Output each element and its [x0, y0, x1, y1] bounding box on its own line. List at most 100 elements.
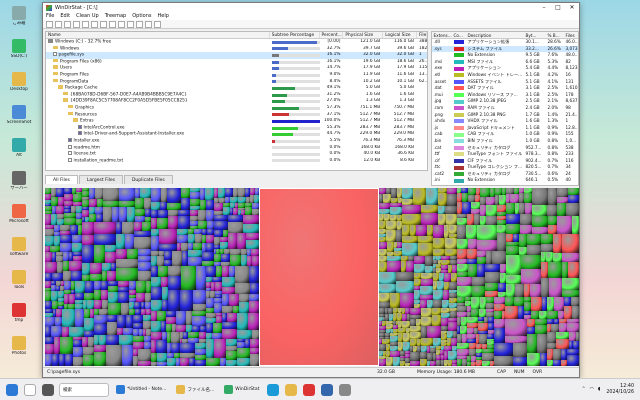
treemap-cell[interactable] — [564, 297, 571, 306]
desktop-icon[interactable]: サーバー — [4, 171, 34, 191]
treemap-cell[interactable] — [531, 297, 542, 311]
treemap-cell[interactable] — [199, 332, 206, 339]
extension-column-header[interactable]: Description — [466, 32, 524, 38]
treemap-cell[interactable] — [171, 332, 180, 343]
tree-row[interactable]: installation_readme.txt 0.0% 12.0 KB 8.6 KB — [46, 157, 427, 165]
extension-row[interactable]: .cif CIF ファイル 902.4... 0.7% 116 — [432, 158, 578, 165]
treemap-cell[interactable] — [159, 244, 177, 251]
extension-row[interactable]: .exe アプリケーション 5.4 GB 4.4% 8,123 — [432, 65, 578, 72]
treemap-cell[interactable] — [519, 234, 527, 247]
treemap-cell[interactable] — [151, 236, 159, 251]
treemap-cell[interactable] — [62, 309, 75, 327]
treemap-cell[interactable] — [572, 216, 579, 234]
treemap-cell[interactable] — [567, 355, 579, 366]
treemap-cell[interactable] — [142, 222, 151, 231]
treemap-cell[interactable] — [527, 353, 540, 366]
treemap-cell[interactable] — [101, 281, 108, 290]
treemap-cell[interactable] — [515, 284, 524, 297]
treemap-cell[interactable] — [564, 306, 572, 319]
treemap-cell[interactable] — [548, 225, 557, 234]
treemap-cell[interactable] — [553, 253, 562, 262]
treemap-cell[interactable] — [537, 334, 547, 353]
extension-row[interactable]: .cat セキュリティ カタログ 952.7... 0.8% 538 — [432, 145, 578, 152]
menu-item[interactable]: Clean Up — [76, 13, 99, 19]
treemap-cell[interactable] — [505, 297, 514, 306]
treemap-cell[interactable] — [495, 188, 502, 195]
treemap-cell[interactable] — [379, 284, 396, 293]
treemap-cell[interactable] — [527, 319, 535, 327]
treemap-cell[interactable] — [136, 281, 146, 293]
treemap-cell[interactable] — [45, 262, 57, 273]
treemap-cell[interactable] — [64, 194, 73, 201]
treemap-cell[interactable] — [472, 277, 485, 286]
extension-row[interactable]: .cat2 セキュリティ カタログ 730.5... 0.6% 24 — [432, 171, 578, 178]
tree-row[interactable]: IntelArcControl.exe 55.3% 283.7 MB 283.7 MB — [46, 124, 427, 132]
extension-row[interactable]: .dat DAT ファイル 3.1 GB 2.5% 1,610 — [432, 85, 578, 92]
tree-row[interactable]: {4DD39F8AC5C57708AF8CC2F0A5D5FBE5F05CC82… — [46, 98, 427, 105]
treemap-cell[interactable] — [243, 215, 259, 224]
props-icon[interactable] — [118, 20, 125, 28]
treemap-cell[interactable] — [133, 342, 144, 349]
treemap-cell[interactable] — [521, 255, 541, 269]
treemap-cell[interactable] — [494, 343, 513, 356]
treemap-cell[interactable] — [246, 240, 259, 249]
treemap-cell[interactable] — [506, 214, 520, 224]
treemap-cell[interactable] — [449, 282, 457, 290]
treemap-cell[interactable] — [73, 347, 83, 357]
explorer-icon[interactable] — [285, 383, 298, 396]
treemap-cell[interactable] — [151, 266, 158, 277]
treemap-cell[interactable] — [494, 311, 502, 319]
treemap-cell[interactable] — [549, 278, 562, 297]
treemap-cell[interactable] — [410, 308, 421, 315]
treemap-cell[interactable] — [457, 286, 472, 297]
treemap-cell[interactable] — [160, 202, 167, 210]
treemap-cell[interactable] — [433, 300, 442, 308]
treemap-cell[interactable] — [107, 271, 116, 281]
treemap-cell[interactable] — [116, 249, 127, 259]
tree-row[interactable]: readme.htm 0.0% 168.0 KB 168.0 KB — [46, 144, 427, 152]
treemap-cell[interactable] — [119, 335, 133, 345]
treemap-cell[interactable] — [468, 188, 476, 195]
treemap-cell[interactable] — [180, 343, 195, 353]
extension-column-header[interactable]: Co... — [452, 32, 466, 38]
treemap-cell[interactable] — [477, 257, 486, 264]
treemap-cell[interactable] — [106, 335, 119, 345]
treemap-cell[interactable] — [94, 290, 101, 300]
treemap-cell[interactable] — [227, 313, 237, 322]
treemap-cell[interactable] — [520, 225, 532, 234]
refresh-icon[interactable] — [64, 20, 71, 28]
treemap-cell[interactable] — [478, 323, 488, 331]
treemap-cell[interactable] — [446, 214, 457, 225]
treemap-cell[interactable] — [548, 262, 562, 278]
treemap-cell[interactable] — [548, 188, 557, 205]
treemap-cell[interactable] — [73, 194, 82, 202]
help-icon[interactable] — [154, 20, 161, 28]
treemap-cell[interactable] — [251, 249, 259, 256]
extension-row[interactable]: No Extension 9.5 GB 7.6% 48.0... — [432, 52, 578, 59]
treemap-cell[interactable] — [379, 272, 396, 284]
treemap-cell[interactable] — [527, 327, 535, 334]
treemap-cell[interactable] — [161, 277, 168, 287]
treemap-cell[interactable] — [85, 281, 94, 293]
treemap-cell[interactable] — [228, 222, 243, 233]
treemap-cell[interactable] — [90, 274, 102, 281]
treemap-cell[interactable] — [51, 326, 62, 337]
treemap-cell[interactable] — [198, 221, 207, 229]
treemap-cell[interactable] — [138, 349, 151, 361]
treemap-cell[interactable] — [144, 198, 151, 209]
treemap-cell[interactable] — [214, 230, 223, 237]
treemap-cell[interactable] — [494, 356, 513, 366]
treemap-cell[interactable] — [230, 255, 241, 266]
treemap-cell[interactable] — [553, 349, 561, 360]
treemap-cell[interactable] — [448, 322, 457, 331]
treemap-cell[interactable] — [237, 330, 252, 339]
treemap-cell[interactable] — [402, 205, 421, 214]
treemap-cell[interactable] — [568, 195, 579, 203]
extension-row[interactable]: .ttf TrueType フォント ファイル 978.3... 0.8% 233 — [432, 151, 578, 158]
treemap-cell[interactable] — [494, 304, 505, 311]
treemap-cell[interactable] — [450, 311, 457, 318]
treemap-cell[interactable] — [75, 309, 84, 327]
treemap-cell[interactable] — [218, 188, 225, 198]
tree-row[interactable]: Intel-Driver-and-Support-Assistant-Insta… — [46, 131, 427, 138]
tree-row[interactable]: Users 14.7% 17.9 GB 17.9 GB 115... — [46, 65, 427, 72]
┄┄┄┄┄┄┄┄┄┄
* [Objective]: Rewrite all of the items above with every "extension-row" changed to "file-type-row" and nothing else altered, leaving the pictures out.

* [Task answer]:
Output each element and its [x0, y0, x1, y1] bounding box on its own line. List at most 100 elements.
treemap-cell[interactable] — [564, 297, 571, 306]
desktop-icon[interactable]: サーバー — [4, 171, 34, 191]
treemap-cell[interactable] — [531, 297, 542, 311]
treemap-cell[interactable] — [199, 332, 206, 339]
extension-column-header[interactable]: Description — [466, 32, 524, 38]
treemap-cell[interactable] — [171, 332, 180, 343]
tree-row[interactable]: installation_readme.txt 0.0% 12.0 KB 8.6 KB — [46, 157, 427, 165]
file-type-row[interactable]: .cif CIF ファイル 902.4... 0.7% 116 — [432, 158, 578, 165]
treemap-cell[interactable] — [159, 244, 177, 251]
file-type-row[interactable]: .exe アプリケーション 5.4 GB 4.4% 8,123 — [432, 65, 578, 72]
treemap-cell[interactable] — [519, 234, 527, 247]
treemap-cell[interactable] — [151, 236, 159, 251]
treemap-cell[interactable] — [62, 309, 75, 327]
treemap-cell[interactable] — [572, 216, 579, 234]
treemap-cell[interactable] — [567, 355, 579, 366]
treemap-cell[interactable] — [142, 222, 151, 231]
treemap-cell[interactable] — [527, 353, 540, 366]
treemap-cell[interactable] — [101, 281, 108, 290]
treemap-cell[interactable] — [515, 284, 524, 297]
treemap-cell[interactable] — [564, 306, 572, 319]
treemap-cell[interactable] — [548, 225, 557, 234]
treemap-cell[interactable] — [553, 253, 562, 262]
treemap-cell[interactable] — [537, 334, 547, 353]
file-type-row[interactable]: .cat セキュリティ カタログ 952.7... 0.8% 538 — [432, 145, 578, 152]
menu-item[interactable]: Clean Up — [76, 13, 99, 19]
treemap-cell[interactable] — [505, 297, 514, 306]
treemap-cell[interactable] — [495, 188, 502, 195]
treemap-cell[interactable] — [379, 284, 396, 293]
treemap-cell[interactable] — [527, 319, 535, 327]
treemap-cell[interactable] — [136, 281, 146, 293]
treemap-cell[interactable] — [45, 262, 57, 273]
treemap-cell[interactable] — [64, 194, 73, 201]
treemap-cell[interactable] — [472, 277, 485, 286]
file-type-row[interactable]: .cat2 セキュリティ カタログ 730.5... 0.6% 24 — [432, 171, 578, 178]
tree-row[interactable]: IntelArcControl.exe 55.3% 283.7 MB 283.7 MB — [46, 124, 427, 132]
file-type-row[interactable]: .dat DAT ファイル 3.1 GB 2.5% 1,610 — [432, 85, 578, 92]
tree-row[interactable]: {4DD39F8AC5C57708AF8CC2F0A5D5FBE5F05CC82… — [46, 98, 427, 105]
treemap-cell[interactable] — [243, 215, 259, 224]
props-icon[interactable] — [118, 20, 125, 28]
treemap-cell[interactable] — [133, 342, 144, 349]
treemap-cell[interactable] — [521, 255, 541, 269]
treemap-cell[interactable] — [494, 343, 513, 356]
treemap-cell[interactable] — [246, 240, 259, 249]
treemap-cell[interactable] — [506, 214, 520, 224]
treemap-cell[interactable] — [449, 282, 457, 290]
treemap-cell[interactable] — [73, 347, 83, 357]
explorer-icon[interactable] — [285, 383, 298, 396]
treemap-cell[interactable] — [151, 266, 158, 277]
treemap-cell[interactable] — [494, 311, 502, 319]
treemap-cell[interactable] — [549, 278, 562, 297]
treemap-cell[interactable] — [410, 308, 421, 315]
treemap-cell[interactable] — [457, 286, 472, 297]
treemap-cell[interactable] — [160, 202, 167, 210]
treemap-cell[interactable] — [433, 300, 442, 308]
treemap-cell[interactable] — [107, 271, 116, 281]
treemap-cell[interactable] — [116, 249, 127, 259]
tree-row[interactable]: readme.htm 0.0% 168.0 KB 168.0 KB — [46, 144, 427, 152]
treemap-cell[interactable] — [119, 335, 133, 345]
treemap-cell[interactable] — [468, 188, 476, 195]
treemap-cell[interactable] — [180, 343, 195, 353]
extension-column-header[interactable]: Co... — [452, 32, 466, 38]
treemap-cell[interactable] — [477, 257, 486, 264]
treemap-cell[interactable] — [106, 335, 119, 345]
treemap-cell[interactable] — [94, 290, 101, 300]
treemap-cell[interactable] — [227, 313, 237, 322]
treemap-cell[interactable] — [520, 225, 532, 234]
refresh-icon[interactable] — [64, 20, 71, 28]
treemap-cell[interactable] — [478, 323, 488, 331]
treemap-cell[interactable] — [446, 214, 457, 225]
treemap-cell[interactable] — [548, 262, 562, 278]
treemap-cell[interactable] — [548, 188, 557, 205]
treemap-cell[interactable] — [73, 194, 82, 202]
help-icon[interactable] — [154, 20, 161, 28]
treemap-cell[interactable] — [251, 249, 259, 256]
file-type-row[interactable]: No Extension 9.5 GB 7.6% 48.0... — [432, 52, 578, 59]
treemap-cell[interactable] — [379, 272, 396, 284]
treemap-cell[interactable] — [527, 327, 535, 334]
treemap-cell[interactable] — [161, 277, 168, 287]
treemap-cell[interactable] — [85, 281, 94, 293]
treemap-cell[interactable] — [228, 222, 243, 233]
treemap-cell[interactable] — [90, 274, 102, 281]
treemap-cell[interactable] — [51, 326, 62, 337]
treemap-cell[interactable] — [198, 221, 207, 229]
treemap-cell[interactable] — [138, 349, 151, 361]
treemap-cell[interactable] — [144, 198, 151, 209]
treemap-cell[interactable] — [214, 230, 223, 237]
treemap-cell[interactable] — [494, 356, 513, 366]
treemap-cell[interactable] — [230, 255, 241, 266]
treemap-cell[interactable] — [553, 349, 561, 360]
treemap-cell[interactable] — [448, 322, 457, 331]
treemap-cell[interactable] — [237, 330, 252, 339]
treemap-cell[interactable] — [402, 205, 421, 214]
treemap-cell[interactable] — [568, 195, 579, 203]
file-type-row[interactable]: .ttf TrueType フォント ファイル 978.3... 0.8% 233 — [432, 151, 578, 158]
treemap-cell[interactable] — [494, 304, 505, 311]
treemap-cell[interactable] — [450, 311, 457, 318]
treemap-cell[interactable] — [75, 309, 84, 327]
treemap-cell[interactable] — [218, 188, 225, 198]
tree-row[interactable]: Intel-Driver-and-Support-Assistant-Insta… — [46, 131, 427, 138]
tree-row[interactable]: Users 14.7% 17.9 GB 17.9 GB 115... — [46, 65, 427, 72]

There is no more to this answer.